To do :: Retype the records below exactly as they appear, but leave out any pictures.

Data in this exercise ::
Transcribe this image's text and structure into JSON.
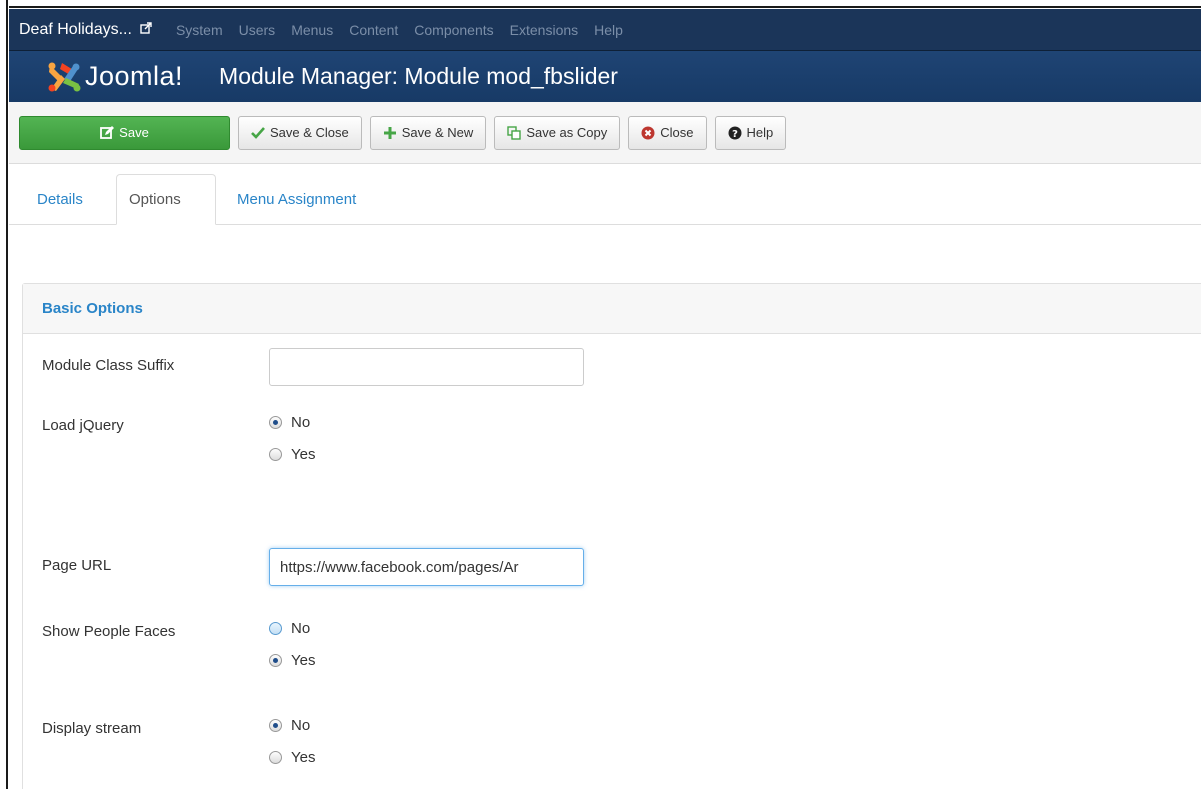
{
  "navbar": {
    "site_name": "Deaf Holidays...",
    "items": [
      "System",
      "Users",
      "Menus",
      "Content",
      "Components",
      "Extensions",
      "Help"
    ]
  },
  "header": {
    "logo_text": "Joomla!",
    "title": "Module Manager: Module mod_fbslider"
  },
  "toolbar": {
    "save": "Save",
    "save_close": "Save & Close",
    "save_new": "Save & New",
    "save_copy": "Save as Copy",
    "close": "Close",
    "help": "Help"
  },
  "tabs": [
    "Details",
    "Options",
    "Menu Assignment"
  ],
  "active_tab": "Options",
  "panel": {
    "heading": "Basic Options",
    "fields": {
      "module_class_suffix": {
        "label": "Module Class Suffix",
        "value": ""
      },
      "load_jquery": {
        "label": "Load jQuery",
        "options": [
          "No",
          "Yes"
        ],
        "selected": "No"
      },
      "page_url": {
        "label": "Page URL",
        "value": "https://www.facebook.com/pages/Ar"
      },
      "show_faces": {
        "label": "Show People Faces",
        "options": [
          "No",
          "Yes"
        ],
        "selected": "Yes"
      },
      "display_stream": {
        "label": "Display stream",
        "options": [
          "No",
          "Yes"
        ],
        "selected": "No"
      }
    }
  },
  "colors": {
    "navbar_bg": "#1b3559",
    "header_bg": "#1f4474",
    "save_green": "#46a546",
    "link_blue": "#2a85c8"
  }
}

Complete response ::
Transcribe this image's text and structure into JSON.
{
  "navbar": {
    "site_name": "Deaf Holidays...",
    "items": [
      "System",
      "Users",
      "Menus",
      "Content",
      "Components",
      "Extensions",
      "Help"
    ]
  },
  "header": {
    "logo_text": "Joomla!",
    "title": "Module Manager: Module mod_fbslider"
  },
  "toolbar": {
    "save": "Save",
    "save_close": "Save & Close",
    "save_new": "Save & New",
    "save_copy": "Save as Copy",
    "close": "Close",
    "help": "Help"
  },
  "tabs": [
    "Details",
    "Options",
    "Menu Assignment"
  ],
  "active_tab": "Options",
  "panel": {
    "heading": "Basic Options",
    "fields": {
      "module_class_suffix": {
        "label": "Module Class Suffix",
        "value": ""
      },
      "load_jquery": {
        "label": "Load jQuery",
        "options": [
          "No",
          "Yes"
        ],
        "selected": "No"
      },
      "page_url": {
        "label": "Page URL",
        "value": "https://www.facebook.com/pages/Ar"
      },
      "show_faces": {
        "label": "Show People Faces",
        "options": [
          "No",
          "Yes"
        ],
        "selected": "Yes"
      },
      "display_stream": {
        "label": "Display stream",
        "options": [
          "No",
          "Yes"
        ],
        "selected": "No"
      }
    }
  },
  "colors": {
    "navbar_bg": "#1b3559",
    "header_bg": "#1f4474",
    "save_green": "#46a546",
    "link_blue": "#2a85c8"
  }
}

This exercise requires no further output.